The task ->
Search the records for the word "this" and pick out every line that has it.

* * * * *

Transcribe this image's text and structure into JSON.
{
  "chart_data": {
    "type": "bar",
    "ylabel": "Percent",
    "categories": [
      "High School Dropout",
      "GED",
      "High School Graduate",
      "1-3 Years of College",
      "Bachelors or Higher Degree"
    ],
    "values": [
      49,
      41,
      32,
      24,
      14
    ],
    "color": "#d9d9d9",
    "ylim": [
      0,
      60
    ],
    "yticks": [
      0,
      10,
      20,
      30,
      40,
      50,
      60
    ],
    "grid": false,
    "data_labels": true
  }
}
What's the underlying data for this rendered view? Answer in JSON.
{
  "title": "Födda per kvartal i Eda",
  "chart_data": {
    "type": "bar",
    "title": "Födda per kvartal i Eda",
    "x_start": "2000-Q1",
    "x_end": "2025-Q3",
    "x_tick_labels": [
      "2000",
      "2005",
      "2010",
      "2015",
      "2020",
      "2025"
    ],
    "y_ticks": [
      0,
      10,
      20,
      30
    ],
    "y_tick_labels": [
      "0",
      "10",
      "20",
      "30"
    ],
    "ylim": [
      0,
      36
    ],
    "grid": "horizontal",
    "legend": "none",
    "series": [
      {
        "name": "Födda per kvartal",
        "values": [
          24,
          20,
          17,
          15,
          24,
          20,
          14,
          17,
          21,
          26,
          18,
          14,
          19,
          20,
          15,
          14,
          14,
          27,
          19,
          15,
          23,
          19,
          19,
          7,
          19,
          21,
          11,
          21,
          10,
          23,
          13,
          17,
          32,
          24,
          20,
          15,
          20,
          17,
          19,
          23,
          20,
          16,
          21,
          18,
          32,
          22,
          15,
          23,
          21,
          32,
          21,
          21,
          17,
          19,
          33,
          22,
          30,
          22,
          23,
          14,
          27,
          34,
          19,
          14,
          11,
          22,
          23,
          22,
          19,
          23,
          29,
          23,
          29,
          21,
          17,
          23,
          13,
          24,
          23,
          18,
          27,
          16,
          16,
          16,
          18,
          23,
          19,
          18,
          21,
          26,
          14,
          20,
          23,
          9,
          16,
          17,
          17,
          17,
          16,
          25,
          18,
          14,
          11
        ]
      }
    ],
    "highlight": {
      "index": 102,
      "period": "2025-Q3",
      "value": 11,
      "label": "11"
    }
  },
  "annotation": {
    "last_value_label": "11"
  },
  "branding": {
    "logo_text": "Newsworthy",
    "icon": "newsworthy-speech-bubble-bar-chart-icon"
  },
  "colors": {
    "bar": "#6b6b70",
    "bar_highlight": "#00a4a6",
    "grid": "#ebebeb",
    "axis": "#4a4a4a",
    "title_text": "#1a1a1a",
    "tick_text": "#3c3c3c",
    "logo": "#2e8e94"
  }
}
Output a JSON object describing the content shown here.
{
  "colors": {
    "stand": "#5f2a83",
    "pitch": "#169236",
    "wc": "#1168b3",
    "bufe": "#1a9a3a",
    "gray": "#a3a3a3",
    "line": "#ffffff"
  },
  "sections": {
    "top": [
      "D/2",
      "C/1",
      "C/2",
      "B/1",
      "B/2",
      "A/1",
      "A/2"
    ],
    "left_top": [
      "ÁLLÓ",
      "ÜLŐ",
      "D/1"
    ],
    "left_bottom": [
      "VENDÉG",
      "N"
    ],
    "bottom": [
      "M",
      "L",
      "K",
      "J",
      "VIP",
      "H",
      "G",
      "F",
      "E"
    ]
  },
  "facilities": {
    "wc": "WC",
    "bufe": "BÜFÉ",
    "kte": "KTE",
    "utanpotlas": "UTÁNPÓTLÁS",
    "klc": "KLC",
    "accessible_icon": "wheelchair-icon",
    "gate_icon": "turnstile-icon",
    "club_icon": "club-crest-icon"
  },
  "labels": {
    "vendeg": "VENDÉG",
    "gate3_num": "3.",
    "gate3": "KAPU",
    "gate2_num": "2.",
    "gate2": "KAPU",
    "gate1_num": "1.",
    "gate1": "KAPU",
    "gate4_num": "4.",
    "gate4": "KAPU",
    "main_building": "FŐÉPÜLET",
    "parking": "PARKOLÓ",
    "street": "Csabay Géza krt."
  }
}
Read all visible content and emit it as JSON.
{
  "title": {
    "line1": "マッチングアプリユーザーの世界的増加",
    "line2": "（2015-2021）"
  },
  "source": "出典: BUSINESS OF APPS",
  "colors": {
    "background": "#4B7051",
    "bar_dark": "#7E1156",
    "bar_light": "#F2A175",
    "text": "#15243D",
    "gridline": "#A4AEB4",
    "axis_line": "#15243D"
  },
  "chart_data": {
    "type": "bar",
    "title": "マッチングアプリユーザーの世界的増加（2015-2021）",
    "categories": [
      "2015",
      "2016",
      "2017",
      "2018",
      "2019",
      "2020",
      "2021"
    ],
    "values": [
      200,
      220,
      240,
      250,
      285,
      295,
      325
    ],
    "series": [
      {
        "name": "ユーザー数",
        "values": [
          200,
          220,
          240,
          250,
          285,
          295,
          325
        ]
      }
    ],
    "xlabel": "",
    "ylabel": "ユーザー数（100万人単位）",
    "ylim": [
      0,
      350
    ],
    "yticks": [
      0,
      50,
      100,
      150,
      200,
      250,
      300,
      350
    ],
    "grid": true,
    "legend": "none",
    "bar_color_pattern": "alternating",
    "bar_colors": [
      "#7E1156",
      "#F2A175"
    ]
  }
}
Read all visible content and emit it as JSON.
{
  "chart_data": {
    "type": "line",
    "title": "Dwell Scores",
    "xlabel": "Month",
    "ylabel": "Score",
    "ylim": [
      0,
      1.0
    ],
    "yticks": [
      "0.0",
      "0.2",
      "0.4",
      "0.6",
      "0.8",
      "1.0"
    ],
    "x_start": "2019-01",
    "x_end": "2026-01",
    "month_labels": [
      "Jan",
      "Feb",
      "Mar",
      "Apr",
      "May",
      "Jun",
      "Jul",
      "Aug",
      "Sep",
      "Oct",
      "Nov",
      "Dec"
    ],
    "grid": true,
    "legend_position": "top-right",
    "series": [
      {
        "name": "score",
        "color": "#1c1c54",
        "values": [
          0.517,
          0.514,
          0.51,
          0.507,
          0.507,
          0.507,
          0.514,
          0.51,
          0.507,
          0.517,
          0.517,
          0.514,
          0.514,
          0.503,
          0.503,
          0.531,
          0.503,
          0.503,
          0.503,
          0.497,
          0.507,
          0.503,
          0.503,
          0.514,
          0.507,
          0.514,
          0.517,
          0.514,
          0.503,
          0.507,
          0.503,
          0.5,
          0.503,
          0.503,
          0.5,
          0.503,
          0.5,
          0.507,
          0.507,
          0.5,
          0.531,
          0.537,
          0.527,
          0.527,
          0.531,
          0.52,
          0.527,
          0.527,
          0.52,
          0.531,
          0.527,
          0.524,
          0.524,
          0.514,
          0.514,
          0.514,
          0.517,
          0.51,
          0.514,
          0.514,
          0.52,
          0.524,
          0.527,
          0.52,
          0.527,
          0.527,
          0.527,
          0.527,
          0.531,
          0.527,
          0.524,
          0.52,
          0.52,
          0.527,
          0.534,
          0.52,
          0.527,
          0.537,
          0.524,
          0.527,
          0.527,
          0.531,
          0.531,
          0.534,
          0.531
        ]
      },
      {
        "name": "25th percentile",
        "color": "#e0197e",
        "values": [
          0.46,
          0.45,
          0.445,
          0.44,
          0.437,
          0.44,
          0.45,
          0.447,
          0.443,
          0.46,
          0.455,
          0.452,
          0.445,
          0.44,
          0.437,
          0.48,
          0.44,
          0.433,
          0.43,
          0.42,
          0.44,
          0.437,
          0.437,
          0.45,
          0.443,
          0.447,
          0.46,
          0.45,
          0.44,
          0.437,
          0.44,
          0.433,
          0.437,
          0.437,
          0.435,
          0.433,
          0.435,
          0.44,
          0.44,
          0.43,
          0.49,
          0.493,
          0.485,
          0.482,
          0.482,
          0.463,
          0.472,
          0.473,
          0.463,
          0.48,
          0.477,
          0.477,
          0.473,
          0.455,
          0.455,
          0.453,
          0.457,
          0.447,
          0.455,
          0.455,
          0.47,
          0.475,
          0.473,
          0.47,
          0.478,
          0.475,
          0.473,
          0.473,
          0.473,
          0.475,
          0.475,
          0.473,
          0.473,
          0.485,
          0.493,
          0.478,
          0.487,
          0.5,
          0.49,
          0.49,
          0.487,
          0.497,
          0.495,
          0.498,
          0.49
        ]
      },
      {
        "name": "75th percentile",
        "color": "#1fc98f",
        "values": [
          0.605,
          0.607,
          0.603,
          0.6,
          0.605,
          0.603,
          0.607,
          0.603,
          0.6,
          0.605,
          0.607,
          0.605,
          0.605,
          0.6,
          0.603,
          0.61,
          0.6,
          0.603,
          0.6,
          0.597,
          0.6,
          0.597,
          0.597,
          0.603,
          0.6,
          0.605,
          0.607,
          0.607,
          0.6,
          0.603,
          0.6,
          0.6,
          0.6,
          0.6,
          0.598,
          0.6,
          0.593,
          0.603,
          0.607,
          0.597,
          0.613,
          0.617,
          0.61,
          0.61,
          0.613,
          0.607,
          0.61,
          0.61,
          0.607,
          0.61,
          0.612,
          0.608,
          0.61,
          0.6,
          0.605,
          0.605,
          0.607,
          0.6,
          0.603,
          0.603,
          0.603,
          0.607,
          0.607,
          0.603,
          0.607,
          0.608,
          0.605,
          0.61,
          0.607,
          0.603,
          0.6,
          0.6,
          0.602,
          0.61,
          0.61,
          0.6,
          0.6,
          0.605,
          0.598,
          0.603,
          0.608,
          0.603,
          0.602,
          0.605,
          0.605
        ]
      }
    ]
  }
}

* * * * *

Worked solution ->
Transcribe this image's text and structure into JSON.
What's the underlying data for this rendered view? Answer in JSON.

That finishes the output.